__Data shown__:
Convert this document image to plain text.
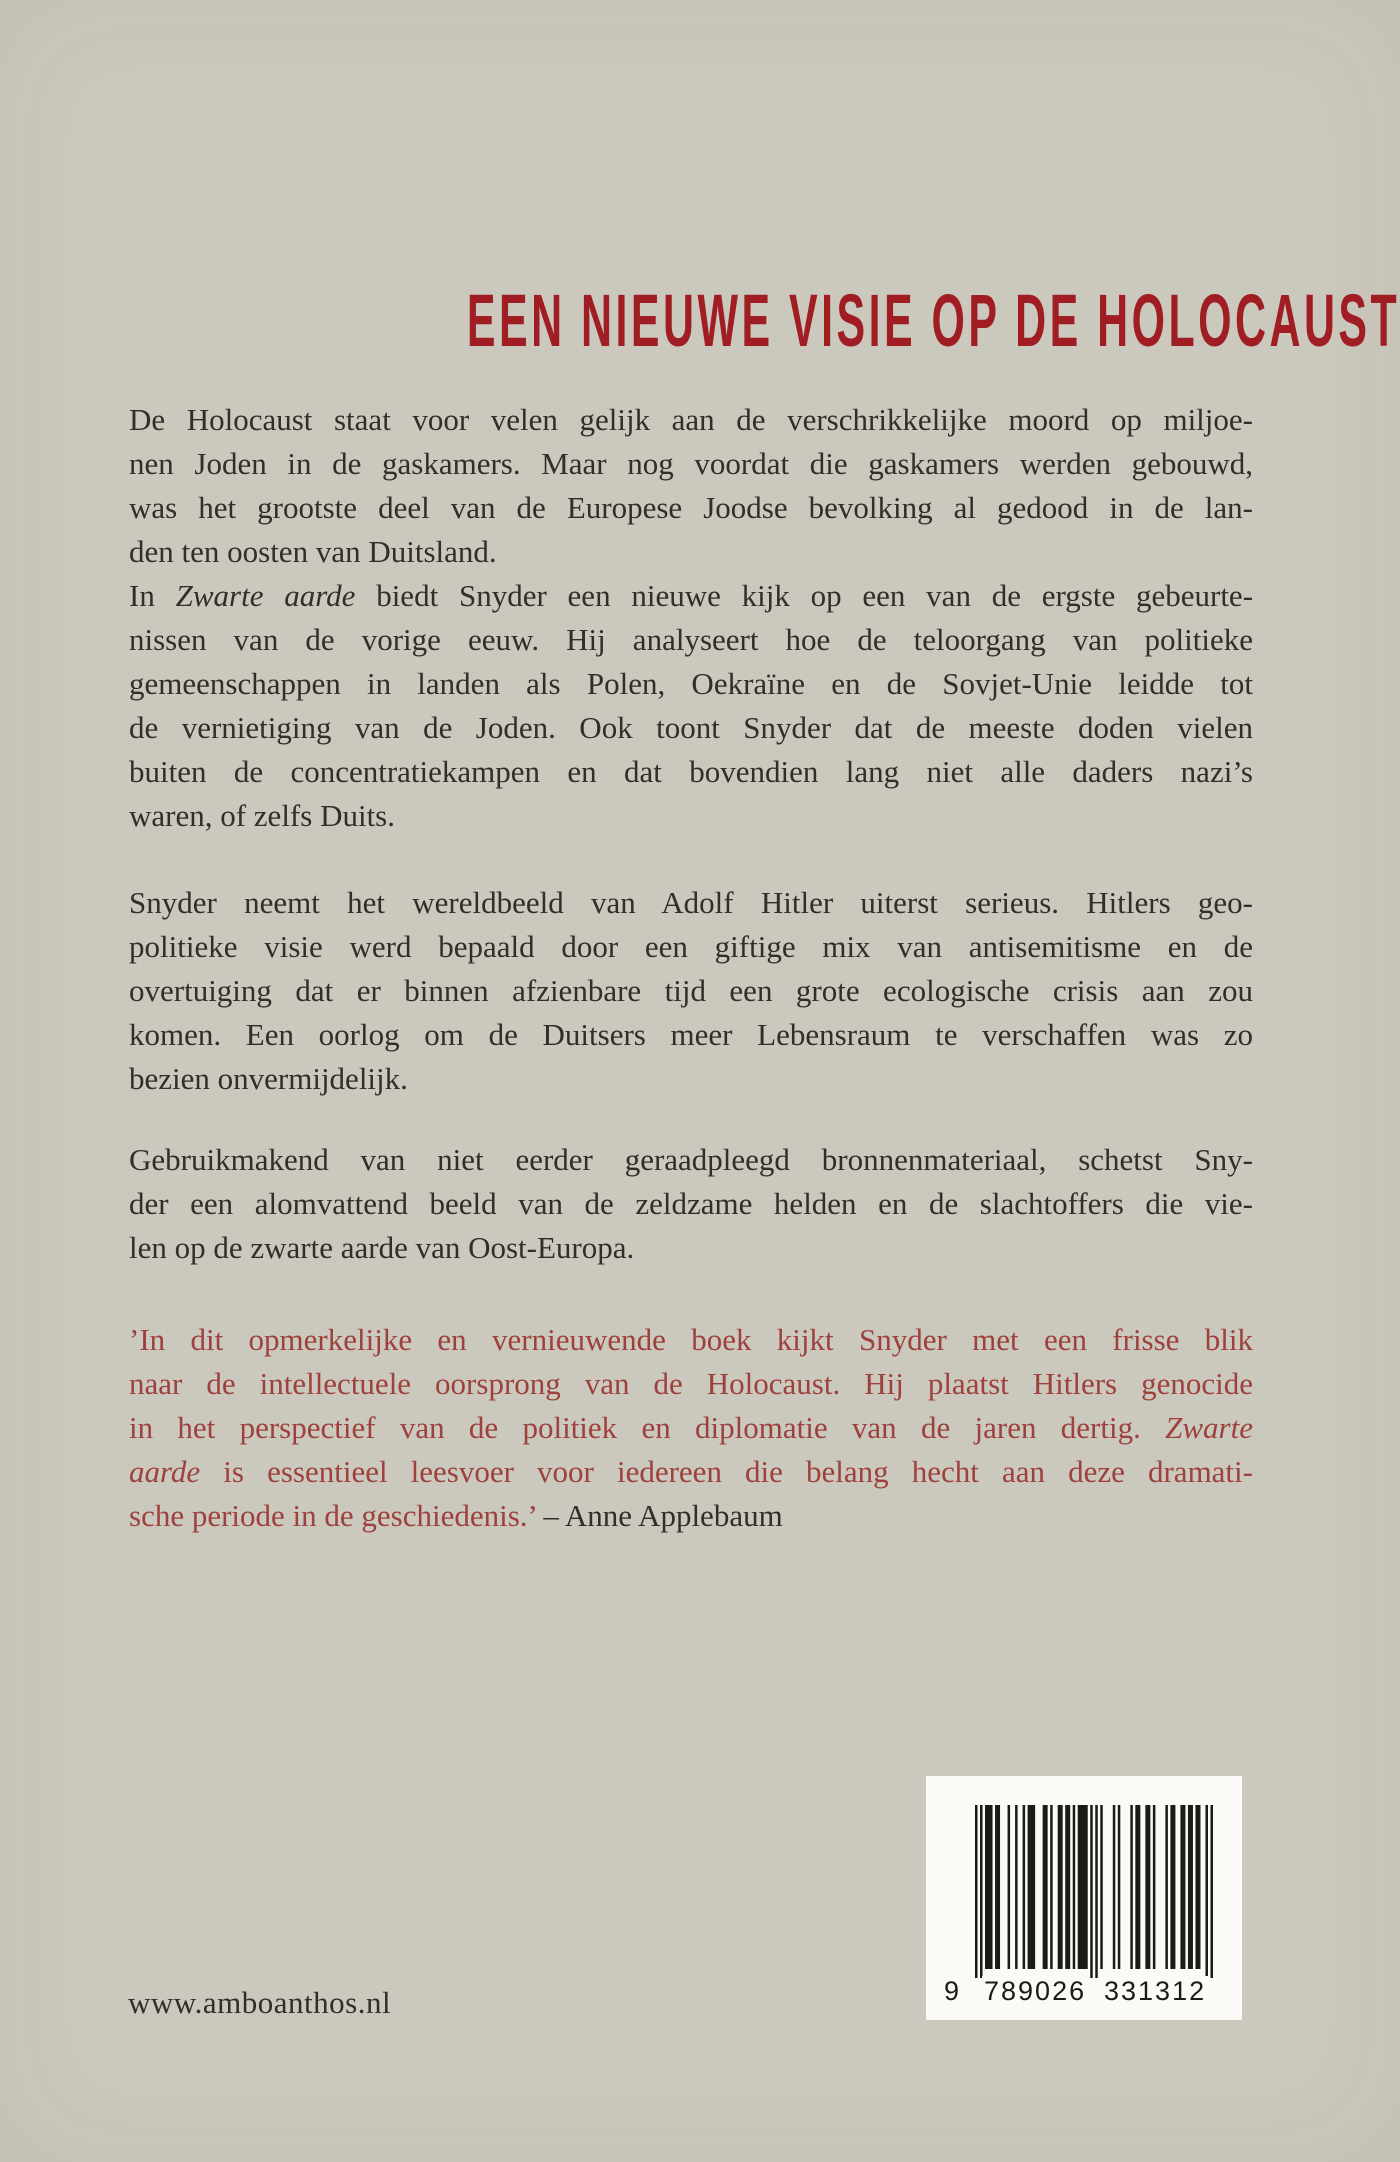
EEN NIEUWE VISIE OP DE HOLOCAUST
De Holocaust staat voor velen gelijk aan de verschrikkelijke moord op miljoe-
nen Joden in de gaskamers. Maar nog voordat die gaskamers werden gebouwd,
was het grootste deel van de Europese Joodse bevolking al gedood in de lan-
den ten oosten van Duitsland.
In Zwarte aarde biedt Snyder een nieuwe kijk op een van de ergste gebeurte-
nissen van de vorige eeuw. Hij analyseert hoe de teloorgang van politieke
gemeenschappen in landen als Polen, Oekraïne en de Sovjet-Unie leidde tot
de vernietiging van de Joden. Ook toont Snyder dat de meeste doden vielen
buiten de concentratiekampen en dat bovendien lang niet alle daders nazi’s
waren, of zelfs Duits.
Snyder neemt het wereldbeeld van Adolf Hitler uiterst serieus. Hitlers geo-
politieke visie werd bepaald door een giftige mix van antisemitisme en de
overtuiging dat er binnen afzienbare tijd een grote ecologische crisis aan zou
komen. Een oorlog om de Duitsers meer Lebensraum te verschaffen was zo
bezien onvermijdelijk.
Gebruikmakend van niet eerder geraadpleegd bronnenmateriaal, schetst Sny-
der een alomvattend beeld van de zeldzame helden en de slachtoffers die vie-
len op de zwarte aarde van Oost-Europa.
’In dit opmerkelijke en vernieuwende boek kijkt Snyder met een frisse blik
naar de intellectuele oorsprong van de Holocaust. Hij plaatst Hitlers genocide
in het perspectief van de politiek en diplomatie van de jaren dertig. Zwarte
aarde is essentieel leesvoer voor iedereen die belang hecht aan deze dramati-
sche periode in de geschiedenis.’ – Anne Applebaum
www.amboanthos.nl	9 789026 331312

__Objective__: Look through the entries above; copy every line holding the string "aarde".

__Solved exercise__:
In Zwarte aarde biedt Snyder een nieuwe kijk op een van de ergste gebeurte-
len op de zwarte aarde van Oost-Europa.
aarde is essentieel leesvoer voor iedereen die belang hecht aan deze dramati-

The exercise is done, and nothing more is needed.